# [Directive]
In the material below, find every line with "structured" and pull it out.

****************************************

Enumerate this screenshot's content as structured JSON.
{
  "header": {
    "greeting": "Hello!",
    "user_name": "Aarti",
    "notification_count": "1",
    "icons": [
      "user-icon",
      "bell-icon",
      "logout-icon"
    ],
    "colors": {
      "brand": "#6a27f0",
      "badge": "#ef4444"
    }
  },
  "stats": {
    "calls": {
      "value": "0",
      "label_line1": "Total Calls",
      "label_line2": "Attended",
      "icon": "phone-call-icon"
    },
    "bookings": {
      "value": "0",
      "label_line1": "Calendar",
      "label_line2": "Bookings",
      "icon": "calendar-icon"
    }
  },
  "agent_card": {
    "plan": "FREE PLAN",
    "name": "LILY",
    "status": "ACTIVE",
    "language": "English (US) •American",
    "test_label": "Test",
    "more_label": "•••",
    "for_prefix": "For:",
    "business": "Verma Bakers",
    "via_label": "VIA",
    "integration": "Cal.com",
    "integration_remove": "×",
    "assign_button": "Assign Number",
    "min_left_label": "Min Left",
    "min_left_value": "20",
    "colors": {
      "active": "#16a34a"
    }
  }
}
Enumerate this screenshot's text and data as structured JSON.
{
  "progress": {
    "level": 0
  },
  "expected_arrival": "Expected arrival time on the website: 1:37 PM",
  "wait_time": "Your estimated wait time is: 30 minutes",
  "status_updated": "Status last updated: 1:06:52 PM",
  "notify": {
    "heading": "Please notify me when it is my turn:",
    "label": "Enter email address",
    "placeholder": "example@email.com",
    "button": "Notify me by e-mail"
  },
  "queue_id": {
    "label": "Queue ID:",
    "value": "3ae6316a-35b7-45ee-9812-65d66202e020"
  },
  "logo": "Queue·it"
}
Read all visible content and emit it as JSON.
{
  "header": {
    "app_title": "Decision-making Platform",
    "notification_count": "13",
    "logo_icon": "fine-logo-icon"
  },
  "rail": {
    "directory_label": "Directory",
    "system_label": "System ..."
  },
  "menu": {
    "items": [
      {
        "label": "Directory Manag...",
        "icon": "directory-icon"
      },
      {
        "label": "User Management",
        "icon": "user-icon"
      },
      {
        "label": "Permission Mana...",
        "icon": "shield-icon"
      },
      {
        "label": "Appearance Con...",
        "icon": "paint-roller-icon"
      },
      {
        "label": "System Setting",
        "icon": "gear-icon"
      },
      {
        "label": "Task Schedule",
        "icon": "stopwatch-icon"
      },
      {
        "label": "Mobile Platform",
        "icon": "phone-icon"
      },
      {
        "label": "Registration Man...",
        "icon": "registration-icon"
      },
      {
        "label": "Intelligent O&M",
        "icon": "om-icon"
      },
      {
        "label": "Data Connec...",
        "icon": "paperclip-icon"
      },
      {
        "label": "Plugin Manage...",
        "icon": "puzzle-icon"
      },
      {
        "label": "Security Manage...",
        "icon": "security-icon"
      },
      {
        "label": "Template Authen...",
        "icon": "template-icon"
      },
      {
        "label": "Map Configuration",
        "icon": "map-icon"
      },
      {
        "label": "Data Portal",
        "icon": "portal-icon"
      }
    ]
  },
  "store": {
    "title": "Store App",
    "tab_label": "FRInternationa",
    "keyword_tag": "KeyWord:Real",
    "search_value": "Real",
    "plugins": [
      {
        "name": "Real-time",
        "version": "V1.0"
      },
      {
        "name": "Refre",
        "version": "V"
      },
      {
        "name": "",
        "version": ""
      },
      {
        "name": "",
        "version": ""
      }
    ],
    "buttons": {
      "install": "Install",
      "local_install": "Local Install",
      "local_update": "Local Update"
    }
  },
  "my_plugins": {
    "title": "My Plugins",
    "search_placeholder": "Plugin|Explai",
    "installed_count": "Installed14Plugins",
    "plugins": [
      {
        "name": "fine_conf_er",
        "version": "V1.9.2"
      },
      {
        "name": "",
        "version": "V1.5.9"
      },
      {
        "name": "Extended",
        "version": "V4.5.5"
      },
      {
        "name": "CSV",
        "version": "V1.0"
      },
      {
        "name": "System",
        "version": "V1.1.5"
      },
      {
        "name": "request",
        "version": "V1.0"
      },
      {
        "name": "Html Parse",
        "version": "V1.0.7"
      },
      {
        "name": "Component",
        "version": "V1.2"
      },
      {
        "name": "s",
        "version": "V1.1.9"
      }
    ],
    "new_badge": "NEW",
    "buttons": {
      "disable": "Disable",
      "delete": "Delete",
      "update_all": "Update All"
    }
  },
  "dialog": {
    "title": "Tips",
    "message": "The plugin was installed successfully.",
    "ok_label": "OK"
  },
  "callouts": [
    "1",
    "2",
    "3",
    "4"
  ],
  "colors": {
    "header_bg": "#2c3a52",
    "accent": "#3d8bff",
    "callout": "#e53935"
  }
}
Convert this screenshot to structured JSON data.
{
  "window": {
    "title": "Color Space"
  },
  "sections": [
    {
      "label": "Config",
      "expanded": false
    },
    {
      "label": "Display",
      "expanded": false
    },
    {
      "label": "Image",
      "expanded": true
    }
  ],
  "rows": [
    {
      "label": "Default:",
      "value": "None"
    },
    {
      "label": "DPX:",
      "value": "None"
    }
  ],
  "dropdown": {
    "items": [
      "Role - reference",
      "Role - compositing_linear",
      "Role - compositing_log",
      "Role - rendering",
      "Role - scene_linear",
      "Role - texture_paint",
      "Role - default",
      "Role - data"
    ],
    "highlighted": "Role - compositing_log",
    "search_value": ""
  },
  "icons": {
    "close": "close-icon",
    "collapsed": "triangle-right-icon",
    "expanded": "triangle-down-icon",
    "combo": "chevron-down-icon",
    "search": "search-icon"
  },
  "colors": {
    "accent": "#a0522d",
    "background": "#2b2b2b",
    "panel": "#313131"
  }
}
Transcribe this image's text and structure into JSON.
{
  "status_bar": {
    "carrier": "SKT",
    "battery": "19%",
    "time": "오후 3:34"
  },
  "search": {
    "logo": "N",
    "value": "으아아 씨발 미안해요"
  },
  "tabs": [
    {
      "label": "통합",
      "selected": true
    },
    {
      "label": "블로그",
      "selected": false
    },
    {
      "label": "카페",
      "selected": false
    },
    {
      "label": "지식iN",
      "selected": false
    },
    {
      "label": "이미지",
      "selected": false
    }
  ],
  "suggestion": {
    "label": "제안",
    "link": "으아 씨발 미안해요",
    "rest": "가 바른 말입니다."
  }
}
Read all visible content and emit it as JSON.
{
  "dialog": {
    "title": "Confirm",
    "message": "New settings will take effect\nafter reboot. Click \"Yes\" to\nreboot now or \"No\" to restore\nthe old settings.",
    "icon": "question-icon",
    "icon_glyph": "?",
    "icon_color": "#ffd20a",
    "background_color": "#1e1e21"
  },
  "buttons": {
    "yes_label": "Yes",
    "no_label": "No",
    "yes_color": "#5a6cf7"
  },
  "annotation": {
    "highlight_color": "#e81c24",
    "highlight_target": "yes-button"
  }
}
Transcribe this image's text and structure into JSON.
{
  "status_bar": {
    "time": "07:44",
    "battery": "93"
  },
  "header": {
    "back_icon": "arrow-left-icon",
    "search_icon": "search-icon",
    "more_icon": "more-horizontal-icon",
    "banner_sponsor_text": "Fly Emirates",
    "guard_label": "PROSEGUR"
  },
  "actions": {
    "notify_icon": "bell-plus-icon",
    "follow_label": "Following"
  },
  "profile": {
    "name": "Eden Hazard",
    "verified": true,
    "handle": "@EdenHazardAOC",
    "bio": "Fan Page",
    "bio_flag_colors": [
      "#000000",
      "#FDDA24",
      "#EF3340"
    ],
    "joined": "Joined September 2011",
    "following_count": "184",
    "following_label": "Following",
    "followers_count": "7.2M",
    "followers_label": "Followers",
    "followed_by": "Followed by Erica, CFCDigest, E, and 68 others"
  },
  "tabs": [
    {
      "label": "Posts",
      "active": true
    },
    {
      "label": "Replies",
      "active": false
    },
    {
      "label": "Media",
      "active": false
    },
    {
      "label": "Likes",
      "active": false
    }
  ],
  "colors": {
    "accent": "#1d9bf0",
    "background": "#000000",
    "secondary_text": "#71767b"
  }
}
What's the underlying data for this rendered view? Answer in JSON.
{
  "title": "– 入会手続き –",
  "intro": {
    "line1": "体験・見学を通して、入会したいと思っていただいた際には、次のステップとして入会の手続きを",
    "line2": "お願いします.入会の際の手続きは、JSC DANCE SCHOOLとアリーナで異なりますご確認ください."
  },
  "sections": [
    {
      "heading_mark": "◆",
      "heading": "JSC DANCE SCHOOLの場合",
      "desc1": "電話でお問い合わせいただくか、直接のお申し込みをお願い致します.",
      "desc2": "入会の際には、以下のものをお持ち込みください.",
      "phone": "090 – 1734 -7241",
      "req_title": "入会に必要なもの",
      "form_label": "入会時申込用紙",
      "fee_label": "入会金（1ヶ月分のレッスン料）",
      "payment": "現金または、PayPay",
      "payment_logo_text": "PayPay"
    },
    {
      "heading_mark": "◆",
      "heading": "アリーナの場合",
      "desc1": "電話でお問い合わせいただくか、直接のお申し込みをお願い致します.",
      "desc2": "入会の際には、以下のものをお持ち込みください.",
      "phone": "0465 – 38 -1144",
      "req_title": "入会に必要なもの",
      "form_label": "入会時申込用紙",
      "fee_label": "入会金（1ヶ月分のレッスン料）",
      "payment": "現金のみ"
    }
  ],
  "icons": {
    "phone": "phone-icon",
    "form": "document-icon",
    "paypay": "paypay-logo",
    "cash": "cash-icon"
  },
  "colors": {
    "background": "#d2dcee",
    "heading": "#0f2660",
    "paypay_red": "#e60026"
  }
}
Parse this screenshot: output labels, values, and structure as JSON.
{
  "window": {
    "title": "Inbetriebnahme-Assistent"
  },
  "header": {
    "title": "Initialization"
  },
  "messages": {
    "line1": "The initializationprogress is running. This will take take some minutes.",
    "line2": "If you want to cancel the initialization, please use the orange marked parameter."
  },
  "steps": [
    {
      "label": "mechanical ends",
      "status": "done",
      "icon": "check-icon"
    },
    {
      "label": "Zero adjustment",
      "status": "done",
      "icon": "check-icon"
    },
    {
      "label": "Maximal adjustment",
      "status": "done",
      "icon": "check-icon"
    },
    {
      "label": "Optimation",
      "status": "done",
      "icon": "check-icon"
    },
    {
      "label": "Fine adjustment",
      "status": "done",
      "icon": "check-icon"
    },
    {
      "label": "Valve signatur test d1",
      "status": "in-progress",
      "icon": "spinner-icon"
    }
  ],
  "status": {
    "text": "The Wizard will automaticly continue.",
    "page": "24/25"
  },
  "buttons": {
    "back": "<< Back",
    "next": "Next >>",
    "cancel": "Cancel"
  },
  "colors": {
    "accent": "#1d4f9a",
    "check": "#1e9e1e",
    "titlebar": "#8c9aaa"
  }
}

****************************************

# [Task answer]
Enumerate this screenshot's content as structured JSON.
Enumerate this screenshot's text and data as structured JSON.
Convert this screenshot to structured JSON data.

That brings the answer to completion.